(Dataset items)
○ ○ ○ ○ ○ ○ ○

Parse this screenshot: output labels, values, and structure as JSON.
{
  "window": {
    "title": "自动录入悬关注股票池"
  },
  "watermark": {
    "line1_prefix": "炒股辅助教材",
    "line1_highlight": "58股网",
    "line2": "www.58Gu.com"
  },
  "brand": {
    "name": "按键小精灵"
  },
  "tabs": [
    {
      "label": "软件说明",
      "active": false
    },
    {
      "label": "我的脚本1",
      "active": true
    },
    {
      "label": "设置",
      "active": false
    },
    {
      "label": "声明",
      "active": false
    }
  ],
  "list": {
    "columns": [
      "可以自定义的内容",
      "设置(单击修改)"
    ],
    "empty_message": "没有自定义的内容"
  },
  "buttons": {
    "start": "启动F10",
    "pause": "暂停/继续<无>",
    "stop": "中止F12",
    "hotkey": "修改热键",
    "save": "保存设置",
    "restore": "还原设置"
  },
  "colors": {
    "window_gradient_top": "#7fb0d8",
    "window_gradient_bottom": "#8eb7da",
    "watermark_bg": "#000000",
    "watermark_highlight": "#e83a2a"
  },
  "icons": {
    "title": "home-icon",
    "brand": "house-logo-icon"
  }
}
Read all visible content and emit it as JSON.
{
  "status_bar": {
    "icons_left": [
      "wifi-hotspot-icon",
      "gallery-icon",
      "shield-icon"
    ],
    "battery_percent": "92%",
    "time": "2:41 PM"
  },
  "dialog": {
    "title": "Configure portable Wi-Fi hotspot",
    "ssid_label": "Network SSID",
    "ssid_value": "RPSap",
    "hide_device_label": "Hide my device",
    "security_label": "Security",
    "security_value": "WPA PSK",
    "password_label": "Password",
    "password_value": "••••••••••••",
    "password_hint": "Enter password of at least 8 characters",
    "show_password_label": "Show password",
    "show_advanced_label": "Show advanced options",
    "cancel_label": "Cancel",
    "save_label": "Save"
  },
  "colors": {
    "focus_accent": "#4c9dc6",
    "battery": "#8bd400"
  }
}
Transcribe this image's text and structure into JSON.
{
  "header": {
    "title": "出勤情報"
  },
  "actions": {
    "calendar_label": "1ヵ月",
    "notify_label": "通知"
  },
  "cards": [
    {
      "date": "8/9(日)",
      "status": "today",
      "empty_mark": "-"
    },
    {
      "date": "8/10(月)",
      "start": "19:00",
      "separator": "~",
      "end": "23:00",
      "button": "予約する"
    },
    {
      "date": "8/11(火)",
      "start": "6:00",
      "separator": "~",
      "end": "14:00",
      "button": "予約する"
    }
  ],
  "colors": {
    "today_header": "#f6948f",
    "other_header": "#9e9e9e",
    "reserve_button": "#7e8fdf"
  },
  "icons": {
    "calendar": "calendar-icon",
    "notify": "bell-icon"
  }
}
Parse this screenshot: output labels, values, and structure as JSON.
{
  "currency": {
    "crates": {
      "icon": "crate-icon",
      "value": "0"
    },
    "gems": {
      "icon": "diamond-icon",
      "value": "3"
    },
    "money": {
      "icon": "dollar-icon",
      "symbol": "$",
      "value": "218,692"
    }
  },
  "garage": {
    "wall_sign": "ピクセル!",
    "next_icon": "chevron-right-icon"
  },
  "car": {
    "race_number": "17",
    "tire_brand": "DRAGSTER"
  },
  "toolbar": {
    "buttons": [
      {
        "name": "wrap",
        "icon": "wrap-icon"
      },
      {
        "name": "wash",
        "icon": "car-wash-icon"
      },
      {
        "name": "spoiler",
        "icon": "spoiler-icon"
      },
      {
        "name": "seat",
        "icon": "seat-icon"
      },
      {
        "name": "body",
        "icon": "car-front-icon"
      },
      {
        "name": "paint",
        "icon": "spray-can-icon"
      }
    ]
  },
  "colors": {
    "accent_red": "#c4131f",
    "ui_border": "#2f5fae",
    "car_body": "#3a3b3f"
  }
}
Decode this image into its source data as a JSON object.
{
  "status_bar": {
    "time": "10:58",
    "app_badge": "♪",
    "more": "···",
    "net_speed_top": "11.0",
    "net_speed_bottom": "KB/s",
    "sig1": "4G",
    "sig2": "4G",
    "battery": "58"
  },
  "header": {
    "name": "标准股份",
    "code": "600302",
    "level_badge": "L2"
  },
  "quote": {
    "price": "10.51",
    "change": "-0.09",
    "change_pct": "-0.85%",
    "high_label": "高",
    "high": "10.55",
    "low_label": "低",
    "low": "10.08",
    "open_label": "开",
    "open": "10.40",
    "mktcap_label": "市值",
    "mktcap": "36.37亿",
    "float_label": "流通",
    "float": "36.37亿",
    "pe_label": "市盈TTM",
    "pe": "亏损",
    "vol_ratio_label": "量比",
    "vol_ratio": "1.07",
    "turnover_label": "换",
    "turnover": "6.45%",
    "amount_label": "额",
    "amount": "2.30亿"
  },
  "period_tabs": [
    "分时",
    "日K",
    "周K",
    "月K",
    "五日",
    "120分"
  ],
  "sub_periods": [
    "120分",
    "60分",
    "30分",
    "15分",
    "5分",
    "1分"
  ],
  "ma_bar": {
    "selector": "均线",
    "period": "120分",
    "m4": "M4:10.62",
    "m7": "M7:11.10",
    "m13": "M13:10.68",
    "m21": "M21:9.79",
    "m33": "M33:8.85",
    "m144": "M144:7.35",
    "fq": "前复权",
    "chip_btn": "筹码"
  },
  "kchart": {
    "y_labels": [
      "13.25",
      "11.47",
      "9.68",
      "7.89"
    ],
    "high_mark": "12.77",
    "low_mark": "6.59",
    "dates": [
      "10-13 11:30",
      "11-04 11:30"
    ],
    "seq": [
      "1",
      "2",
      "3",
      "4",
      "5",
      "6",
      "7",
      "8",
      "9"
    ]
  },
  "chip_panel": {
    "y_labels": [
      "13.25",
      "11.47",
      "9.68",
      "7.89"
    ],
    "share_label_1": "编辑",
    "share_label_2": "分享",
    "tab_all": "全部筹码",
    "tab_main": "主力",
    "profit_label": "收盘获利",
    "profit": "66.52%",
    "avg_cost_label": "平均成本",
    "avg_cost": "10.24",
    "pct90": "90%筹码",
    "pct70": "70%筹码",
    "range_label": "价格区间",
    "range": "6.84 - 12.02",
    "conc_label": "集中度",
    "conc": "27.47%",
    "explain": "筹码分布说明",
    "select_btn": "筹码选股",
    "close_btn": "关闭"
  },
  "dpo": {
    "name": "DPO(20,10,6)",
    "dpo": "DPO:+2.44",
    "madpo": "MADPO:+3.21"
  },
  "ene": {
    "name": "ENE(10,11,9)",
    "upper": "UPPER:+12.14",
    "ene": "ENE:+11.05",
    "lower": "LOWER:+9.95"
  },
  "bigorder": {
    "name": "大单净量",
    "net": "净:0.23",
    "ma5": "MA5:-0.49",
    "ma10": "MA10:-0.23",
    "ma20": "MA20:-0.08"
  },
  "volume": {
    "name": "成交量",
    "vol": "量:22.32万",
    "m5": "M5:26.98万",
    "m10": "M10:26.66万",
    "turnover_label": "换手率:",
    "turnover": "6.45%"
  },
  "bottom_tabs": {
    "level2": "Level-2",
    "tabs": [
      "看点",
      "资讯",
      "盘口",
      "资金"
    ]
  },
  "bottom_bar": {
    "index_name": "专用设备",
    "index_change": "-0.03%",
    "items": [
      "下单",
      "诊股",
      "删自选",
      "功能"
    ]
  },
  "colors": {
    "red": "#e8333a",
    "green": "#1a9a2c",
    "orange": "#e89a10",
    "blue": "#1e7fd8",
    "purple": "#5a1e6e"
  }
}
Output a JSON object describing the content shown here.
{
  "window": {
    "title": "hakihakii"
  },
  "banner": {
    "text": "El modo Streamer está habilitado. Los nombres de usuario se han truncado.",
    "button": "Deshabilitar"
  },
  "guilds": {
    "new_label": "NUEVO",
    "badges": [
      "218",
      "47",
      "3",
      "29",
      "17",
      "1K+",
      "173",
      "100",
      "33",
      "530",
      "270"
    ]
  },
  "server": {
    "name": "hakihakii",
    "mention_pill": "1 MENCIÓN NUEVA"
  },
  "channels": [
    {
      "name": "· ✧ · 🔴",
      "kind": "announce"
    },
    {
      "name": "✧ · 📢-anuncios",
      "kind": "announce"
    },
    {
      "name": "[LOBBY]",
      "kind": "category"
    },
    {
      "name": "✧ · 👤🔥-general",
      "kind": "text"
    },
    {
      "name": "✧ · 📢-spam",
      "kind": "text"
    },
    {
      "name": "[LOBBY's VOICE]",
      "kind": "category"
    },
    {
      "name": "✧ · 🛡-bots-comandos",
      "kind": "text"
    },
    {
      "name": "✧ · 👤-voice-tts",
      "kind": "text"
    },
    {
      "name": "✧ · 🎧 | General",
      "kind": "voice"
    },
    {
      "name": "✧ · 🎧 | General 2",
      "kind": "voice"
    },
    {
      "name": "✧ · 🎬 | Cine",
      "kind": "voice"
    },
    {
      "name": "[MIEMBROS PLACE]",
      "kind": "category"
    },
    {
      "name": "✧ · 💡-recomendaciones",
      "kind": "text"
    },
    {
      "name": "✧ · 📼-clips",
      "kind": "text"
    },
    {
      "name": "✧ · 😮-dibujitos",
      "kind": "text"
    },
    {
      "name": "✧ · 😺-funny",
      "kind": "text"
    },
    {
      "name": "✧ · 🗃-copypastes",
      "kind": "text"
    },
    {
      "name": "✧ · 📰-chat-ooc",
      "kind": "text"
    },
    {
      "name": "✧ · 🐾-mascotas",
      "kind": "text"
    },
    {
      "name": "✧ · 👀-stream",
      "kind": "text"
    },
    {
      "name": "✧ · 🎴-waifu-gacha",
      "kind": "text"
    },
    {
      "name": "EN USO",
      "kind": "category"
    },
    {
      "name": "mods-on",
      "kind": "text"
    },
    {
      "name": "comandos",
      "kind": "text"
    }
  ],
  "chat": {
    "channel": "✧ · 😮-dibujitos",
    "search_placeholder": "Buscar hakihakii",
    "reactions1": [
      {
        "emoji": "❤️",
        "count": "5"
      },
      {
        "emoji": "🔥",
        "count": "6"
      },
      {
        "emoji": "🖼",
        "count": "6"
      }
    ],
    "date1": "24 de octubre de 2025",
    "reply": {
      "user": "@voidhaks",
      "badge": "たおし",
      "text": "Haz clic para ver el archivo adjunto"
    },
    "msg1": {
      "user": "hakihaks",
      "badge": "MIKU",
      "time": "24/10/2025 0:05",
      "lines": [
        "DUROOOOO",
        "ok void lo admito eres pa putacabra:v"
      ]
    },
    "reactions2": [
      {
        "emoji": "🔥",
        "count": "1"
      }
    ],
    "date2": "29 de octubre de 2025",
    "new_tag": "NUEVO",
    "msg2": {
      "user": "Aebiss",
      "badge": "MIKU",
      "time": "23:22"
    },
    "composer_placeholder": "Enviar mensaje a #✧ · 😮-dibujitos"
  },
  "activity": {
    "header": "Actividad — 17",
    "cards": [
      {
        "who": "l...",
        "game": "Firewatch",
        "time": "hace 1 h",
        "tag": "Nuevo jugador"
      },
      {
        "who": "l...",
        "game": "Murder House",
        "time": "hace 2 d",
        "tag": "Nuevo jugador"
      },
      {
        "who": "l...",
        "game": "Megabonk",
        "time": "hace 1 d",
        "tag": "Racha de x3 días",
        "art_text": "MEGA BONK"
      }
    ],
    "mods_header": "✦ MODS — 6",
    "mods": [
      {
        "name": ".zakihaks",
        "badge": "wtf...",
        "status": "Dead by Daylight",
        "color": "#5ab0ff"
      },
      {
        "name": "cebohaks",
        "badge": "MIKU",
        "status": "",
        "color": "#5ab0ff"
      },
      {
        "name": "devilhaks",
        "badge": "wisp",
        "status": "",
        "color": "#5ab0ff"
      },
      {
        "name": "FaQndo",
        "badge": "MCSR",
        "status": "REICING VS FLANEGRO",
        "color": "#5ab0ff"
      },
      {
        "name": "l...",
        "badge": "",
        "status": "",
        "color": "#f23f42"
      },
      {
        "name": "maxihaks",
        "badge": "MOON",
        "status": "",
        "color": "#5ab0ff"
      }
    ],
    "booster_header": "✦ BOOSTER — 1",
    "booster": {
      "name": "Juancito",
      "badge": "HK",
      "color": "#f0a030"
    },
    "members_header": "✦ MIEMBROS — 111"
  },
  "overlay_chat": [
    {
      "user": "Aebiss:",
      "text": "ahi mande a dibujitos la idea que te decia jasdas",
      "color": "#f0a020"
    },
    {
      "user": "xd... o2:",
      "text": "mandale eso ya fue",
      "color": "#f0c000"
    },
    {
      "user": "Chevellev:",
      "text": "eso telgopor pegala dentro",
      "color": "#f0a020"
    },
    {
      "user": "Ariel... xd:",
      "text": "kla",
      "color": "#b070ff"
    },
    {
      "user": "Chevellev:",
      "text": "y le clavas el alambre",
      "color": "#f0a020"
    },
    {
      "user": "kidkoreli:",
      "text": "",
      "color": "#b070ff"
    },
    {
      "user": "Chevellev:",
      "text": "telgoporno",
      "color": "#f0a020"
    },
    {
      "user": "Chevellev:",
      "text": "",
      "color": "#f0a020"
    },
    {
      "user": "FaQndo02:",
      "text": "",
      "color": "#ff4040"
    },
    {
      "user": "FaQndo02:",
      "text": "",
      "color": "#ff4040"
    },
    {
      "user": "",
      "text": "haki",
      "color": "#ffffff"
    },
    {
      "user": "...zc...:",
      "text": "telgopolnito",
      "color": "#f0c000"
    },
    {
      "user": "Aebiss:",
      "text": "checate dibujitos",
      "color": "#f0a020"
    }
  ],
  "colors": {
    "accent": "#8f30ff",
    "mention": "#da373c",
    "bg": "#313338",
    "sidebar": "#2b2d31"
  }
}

○ ○ ○ ○ ○ ○ ○

#### [Instruction]
In the records above, locate the lines holding the word "dibujitos". Copy each of them.

#### [The response]
      "name": "✧ · 😮-dibujitos",
    "channel": "✧ · 😮-dibujitos",
    "composer_placeholder": "Enviar mensaje a #✧ · 😮-dibujitos"
      "text": "ahi mande a dibujitos la idea que te decia jasdas",
      "text": "checate dibujitos",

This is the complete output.